BEGIN Data to process

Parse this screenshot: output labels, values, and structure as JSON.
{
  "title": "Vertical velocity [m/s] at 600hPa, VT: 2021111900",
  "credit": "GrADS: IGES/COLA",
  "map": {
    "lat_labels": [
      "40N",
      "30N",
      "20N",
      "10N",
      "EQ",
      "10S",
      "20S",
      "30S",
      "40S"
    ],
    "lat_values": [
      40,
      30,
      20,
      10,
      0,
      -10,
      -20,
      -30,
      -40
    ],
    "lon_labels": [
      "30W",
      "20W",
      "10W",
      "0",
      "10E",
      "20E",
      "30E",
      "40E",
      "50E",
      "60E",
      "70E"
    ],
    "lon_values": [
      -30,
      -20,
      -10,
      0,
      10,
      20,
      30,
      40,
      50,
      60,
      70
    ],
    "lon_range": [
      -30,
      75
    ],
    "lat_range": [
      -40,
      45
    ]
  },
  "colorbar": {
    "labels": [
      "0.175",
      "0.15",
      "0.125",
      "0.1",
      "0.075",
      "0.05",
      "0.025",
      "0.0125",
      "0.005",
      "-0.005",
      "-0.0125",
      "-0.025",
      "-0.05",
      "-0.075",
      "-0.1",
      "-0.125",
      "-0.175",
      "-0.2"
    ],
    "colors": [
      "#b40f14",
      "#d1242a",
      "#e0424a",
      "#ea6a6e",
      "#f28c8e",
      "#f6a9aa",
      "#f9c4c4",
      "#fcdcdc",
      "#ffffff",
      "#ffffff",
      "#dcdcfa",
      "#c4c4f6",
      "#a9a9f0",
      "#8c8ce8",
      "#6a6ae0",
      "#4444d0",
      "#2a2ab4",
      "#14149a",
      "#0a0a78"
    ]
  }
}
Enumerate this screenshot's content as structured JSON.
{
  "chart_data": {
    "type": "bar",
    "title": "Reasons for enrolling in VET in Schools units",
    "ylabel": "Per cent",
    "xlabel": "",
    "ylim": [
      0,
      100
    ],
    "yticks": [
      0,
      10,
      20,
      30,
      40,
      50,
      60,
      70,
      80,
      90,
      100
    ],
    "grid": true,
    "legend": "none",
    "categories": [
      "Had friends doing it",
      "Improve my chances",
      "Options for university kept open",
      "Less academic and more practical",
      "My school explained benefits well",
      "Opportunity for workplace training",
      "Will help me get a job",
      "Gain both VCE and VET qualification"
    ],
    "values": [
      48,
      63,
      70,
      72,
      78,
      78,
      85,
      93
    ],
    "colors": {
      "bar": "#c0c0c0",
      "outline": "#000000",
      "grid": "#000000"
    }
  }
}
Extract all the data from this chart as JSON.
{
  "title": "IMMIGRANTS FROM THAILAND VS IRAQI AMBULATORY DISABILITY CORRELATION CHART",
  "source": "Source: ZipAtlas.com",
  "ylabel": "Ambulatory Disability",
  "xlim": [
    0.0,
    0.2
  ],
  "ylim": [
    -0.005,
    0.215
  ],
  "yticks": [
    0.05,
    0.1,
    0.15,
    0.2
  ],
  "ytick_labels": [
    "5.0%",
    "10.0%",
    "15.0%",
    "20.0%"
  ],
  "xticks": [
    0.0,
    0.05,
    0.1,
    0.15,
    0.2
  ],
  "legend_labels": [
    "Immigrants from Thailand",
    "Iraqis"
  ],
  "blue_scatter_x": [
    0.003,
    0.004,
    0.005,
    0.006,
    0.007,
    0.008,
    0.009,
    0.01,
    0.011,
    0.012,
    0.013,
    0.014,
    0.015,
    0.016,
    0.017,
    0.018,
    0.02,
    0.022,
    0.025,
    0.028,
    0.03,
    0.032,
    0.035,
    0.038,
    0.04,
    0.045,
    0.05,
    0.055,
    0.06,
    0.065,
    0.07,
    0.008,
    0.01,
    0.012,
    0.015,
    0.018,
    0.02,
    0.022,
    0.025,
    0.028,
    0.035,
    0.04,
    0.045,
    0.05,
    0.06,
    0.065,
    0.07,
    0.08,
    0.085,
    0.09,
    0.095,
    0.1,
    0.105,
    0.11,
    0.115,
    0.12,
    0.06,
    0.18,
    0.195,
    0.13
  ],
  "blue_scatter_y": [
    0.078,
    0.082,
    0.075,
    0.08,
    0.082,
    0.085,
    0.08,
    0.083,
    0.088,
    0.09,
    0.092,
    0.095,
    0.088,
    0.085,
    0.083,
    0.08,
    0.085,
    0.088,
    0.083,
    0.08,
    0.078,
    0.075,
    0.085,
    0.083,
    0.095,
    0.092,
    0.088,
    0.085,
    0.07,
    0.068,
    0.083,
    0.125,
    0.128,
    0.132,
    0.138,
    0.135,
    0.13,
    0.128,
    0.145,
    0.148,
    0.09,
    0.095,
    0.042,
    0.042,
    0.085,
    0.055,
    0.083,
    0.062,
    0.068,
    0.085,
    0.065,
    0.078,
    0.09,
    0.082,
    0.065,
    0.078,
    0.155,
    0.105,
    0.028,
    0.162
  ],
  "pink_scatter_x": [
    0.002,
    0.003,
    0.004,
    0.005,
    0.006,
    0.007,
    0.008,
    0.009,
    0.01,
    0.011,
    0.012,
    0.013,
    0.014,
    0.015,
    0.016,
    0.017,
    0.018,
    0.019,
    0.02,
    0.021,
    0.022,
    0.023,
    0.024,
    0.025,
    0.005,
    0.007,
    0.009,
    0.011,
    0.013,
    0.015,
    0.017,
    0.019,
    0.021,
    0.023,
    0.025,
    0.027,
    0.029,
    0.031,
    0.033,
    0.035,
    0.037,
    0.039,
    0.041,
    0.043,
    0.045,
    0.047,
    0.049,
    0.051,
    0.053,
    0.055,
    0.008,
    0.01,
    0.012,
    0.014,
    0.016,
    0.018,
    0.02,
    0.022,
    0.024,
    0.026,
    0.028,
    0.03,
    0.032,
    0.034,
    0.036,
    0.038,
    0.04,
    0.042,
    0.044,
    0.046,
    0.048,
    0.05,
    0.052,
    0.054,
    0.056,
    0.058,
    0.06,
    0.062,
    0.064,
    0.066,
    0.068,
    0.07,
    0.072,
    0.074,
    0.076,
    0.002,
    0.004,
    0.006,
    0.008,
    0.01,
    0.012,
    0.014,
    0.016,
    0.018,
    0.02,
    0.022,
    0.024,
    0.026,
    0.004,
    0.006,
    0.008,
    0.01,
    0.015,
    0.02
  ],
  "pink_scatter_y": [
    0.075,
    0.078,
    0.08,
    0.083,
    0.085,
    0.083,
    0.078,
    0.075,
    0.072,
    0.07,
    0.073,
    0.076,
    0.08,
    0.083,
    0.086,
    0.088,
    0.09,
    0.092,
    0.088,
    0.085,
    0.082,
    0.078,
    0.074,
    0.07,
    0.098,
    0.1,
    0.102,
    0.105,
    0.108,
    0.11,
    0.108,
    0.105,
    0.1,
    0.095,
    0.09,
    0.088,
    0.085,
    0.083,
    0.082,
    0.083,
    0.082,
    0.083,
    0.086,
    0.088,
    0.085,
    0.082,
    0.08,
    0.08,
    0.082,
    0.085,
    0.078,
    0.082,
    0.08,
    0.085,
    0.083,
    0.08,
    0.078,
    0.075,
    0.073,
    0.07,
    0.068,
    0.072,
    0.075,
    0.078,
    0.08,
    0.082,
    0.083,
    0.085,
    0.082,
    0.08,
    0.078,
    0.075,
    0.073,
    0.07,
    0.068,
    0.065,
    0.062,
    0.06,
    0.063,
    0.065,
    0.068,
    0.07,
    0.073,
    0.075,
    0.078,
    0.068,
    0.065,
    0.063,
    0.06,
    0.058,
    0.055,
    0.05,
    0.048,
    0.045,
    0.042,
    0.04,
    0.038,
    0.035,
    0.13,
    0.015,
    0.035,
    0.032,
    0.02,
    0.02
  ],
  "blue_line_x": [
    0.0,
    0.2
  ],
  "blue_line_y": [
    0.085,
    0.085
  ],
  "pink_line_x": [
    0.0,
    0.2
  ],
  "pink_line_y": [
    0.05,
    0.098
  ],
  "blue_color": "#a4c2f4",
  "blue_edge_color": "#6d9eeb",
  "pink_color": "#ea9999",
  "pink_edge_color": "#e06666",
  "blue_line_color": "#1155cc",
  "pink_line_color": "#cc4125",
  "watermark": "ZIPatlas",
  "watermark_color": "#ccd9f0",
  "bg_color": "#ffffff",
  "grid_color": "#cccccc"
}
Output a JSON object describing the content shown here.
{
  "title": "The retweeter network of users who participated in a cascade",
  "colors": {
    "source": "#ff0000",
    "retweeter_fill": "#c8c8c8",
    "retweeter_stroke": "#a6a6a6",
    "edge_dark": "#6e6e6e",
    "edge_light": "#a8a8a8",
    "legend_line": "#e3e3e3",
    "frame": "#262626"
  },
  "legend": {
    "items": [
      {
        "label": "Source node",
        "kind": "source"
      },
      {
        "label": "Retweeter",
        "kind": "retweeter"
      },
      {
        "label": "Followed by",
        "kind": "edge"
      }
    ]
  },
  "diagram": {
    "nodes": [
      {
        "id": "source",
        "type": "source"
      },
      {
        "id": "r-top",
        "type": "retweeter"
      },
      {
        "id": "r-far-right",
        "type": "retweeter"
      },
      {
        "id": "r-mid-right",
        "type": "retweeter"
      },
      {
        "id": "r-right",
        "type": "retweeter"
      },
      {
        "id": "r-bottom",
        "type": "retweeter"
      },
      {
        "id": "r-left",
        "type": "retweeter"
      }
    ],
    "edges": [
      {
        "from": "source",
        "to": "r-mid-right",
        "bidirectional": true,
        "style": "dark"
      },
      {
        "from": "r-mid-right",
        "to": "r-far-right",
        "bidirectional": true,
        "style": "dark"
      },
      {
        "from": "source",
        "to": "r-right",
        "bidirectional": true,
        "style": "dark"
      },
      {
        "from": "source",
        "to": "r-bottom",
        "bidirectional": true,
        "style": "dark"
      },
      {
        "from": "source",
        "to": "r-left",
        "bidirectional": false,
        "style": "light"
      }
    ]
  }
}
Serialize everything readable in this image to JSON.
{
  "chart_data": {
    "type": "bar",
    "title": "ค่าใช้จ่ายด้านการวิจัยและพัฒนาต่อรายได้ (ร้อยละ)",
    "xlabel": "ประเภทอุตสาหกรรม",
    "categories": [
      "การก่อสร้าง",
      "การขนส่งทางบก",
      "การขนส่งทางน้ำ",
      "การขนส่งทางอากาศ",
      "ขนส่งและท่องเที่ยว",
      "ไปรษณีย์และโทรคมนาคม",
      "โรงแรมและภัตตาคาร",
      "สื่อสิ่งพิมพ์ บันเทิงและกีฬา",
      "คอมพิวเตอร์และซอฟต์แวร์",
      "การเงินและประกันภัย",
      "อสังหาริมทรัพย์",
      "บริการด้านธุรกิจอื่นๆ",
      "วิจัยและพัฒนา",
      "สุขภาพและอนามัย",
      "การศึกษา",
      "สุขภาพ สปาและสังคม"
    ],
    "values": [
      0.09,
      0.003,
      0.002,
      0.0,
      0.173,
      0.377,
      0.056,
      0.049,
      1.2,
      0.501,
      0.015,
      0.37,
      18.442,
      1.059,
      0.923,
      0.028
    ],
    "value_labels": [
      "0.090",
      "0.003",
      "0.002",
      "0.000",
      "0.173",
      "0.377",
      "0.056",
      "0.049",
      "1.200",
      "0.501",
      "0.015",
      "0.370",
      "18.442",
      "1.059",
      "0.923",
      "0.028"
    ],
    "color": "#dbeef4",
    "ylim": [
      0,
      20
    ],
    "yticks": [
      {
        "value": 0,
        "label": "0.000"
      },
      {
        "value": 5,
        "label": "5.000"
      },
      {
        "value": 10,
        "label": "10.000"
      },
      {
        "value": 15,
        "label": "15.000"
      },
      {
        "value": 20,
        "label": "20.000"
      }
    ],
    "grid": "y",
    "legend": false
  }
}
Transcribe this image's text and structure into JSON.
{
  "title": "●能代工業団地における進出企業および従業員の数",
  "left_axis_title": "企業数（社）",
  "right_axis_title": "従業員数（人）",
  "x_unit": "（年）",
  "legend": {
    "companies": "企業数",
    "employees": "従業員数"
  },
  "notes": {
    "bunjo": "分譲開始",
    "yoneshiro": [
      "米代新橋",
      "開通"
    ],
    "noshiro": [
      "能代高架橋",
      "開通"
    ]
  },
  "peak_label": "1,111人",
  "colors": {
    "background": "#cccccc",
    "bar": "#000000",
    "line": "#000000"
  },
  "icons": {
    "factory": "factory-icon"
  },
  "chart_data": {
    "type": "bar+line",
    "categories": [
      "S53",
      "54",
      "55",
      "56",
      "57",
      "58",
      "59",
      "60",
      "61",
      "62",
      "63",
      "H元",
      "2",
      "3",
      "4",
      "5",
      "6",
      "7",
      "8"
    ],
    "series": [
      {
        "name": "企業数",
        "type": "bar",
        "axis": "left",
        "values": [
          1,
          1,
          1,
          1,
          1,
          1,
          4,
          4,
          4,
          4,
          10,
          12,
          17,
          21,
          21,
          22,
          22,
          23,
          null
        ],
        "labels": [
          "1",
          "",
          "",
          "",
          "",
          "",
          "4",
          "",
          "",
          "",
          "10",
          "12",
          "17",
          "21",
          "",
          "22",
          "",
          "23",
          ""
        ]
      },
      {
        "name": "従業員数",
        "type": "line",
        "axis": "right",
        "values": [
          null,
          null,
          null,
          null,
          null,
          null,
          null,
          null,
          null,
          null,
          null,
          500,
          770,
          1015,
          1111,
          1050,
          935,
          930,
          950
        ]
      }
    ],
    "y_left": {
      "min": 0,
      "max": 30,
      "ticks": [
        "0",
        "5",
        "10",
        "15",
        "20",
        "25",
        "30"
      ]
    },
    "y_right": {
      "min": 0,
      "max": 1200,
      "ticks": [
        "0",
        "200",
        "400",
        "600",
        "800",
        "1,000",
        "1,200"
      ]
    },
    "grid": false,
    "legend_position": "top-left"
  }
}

END Data to process

◆ **Problem statement**
Each line above that includes "false" should be shown.

◆ **Written response**
        "bidirectional": false,
    "legend": false
    "grid": false,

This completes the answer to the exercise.